> PASAJE PROPORCIONADO:
============
En la búsqueda constante de la seguridad en nuestros hogares, hemos visto cómo la tecnología ha invadido cada rincón de nuestra vida cotidiana. Los conjuntos residenciales, en su afán por proteger a sus habitantes, han adoptado sistemas de acceso cada vez más sofisticados. Sin embargo, ¿dónde trazamos la línea entre la seguridad y la vulneración de nuestra intimidad?
La reciente decisión de la Superintendencia de Industria y Comercio (SIC) de ordenar a un conjunto residencial de Bogotá eliminar los datos biométricos de sus residentes y ofrecer alternativas no invasivas es un recordatorio crucial de que la seguridad no puede ser una excusa para violar los derechos fundamentales. La sentencia de la SIC es clara y contundente: el uso de tecnologías de reconocimiento facial sin consentimiento previo, expreso e informado es una violación al derecho al habeas data.
La SIC ha recordado a las propiedades horizontales que son responsables del tratamiento de datos personales y deben cumplir con la Ley 1581 de 2012. La biometría, al ser un dato sensible, exige mayores garantías de protección. No se puede condicionar el acceso a un lugar a la entrega de estos datos, y mucho menos si no se ofrecen alternativas. Es decir, si usted no quiere entregar su huella digital o el escaneo de su rostro, el conjunto debe ofrecerle una opción tan simple como una tarjeta de acceso o un código. Exigir la biometría como única vía de entrada es desproporcionado y viola la intimidad y la libre circulación.
============
> DATOS DEL EJERCICIO:

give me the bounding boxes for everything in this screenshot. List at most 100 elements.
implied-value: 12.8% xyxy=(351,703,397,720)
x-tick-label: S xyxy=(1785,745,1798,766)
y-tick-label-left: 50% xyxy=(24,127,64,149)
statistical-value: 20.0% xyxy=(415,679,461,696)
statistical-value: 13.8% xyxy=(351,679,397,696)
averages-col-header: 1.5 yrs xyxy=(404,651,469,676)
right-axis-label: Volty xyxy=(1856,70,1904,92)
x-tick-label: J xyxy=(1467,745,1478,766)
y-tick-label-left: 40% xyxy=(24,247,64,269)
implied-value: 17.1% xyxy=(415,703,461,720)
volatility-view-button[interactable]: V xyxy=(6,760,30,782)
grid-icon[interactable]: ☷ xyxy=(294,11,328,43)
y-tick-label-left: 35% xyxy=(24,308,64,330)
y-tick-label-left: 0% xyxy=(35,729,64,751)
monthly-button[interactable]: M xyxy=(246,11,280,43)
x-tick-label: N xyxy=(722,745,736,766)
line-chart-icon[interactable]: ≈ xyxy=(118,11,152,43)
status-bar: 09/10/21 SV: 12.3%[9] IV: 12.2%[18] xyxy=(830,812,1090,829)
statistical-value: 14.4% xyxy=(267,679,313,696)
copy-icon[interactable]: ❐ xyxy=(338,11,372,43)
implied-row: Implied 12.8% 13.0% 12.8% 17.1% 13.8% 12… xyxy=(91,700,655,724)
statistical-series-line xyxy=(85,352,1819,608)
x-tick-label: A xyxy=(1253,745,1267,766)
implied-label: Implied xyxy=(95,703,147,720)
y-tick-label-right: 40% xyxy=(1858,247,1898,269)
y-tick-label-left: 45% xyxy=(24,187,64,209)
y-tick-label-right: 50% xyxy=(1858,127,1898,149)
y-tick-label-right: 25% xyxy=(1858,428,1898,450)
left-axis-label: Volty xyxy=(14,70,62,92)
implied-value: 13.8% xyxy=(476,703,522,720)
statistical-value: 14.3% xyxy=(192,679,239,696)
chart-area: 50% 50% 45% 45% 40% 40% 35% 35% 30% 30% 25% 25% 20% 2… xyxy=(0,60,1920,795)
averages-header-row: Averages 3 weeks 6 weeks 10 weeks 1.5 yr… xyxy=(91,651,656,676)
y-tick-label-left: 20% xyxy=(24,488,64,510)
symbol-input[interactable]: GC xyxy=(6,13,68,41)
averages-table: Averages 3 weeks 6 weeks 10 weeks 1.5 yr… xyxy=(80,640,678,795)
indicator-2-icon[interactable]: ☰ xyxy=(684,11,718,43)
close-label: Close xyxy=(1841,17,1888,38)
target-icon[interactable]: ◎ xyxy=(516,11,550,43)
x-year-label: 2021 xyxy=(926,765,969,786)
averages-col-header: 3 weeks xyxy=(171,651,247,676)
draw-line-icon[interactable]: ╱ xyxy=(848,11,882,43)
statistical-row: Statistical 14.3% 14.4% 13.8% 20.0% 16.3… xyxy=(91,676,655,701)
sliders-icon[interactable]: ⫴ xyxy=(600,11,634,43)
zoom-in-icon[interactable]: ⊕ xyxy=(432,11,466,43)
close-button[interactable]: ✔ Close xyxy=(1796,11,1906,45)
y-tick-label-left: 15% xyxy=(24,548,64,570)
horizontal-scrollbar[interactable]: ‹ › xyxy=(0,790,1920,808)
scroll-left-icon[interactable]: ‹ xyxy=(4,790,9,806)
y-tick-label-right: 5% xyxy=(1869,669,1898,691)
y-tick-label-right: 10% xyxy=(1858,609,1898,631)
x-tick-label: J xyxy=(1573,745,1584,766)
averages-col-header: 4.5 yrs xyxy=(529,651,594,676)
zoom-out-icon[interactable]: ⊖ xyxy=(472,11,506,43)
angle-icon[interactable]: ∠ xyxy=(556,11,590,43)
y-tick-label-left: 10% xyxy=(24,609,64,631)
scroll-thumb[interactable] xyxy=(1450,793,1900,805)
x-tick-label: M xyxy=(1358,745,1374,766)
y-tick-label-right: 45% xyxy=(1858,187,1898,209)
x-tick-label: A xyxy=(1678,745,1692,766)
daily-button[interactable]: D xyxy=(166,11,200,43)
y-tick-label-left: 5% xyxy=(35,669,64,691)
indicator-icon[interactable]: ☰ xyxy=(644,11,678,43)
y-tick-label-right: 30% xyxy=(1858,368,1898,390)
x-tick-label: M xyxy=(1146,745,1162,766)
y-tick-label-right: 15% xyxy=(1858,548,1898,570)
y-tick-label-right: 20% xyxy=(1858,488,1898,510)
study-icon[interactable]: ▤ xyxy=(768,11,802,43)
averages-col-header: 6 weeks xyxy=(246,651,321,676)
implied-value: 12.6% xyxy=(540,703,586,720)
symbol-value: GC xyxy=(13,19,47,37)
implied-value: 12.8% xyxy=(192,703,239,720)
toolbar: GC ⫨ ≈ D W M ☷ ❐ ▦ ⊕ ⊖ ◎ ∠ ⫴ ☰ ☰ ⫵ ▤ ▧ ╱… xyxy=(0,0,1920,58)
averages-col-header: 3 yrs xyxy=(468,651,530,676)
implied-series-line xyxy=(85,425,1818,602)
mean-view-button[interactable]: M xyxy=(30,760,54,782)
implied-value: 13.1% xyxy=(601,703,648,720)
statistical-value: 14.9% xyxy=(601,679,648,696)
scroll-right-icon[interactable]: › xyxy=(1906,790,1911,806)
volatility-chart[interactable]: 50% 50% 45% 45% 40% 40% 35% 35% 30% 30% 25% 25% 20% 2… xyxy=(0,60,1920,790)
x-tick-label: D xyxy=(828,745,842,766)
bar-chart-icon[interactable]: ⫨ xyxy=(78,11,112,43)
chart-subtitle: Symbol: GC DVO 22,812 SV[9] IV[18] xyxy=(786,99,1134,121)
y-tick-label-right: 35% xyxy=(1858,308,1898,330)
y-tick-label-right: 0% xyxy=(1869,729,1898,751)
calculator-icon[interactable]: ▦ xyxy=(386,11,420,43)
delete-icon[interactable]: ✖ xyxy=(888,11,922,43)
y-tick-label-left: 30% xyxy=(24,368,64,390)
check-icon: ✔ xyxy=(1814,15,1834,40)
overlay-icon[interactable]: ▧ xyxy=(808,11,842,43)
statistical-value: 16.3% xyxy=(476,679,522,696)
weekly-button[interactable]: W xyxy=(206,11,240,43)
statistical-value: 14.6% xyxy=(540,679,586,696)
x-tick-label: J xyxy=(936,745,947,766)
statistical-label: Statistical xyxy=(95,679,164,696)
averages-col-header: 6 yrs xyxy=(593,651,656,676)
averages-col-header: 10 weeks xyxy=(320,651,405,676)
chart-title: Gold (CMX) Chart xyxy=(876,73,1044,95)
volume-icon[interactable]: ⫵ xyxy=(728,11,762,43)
============
> CONJUNTO DE TAREAS:
A. Cite literalmente del texto sobre los datos biométricos todo lo que va desde "En la búsqueda" hasta "de nuestra intimidad?".
B. Escriba la continuación del texto sobre los datos biométricos a partir de su última oración.
Los registros no guardan relación con el texto sobre los datos biométricos.

> RESPUESTAS DEL EJERCICIO:
A.
En la búsqueda constante de la seguridad en nuestros hogares, hemos visto cómo la tecnología ha invadido cada rincón de nuestra vida cotidiana. Los conjuntos residenciales, en su afán por proteger a sus habitantes, han adoptado sistemas de acceso cada vez más sofisticados. Sin embargo, ¿dónde trazamos la línea entre la seguridad y la vulneración de nuestra intimidad?

B.
Lo más preocupante de esta situación es que una filtración o un mal uso de estos datos biométricos podría tener consecuencias irreversibles para la identidad y seguridad de las personas. A diferencia de una contraseña que se puede cambiar, nuestra huella dactilar o el patrón de nuestro rostro son únicos e inmutables. Una vez comprometidos, el daño es permanente.
La seguridad de nuestros hogares es una prioridad, pero no a cualquier costo. Es responsabilidad de las administraciones de conjuntos residenciales encontrar un equilibrio justo, donde la protección de los residentes no implique la negociación de sus derechos fundamentales. La resolución de la SIC no es solo una orden a un conjunto en particular, es una llamada de atención a todos los que gestionan datos sensibles. La intimidad no es un privilegio, es un derecho. Y en la era digital, defenderla es más importante que nunca.
¿Crees que esta medida de la SIC es suficiente para proteger nuestros datos o se necesitan regulaciones más estrictas?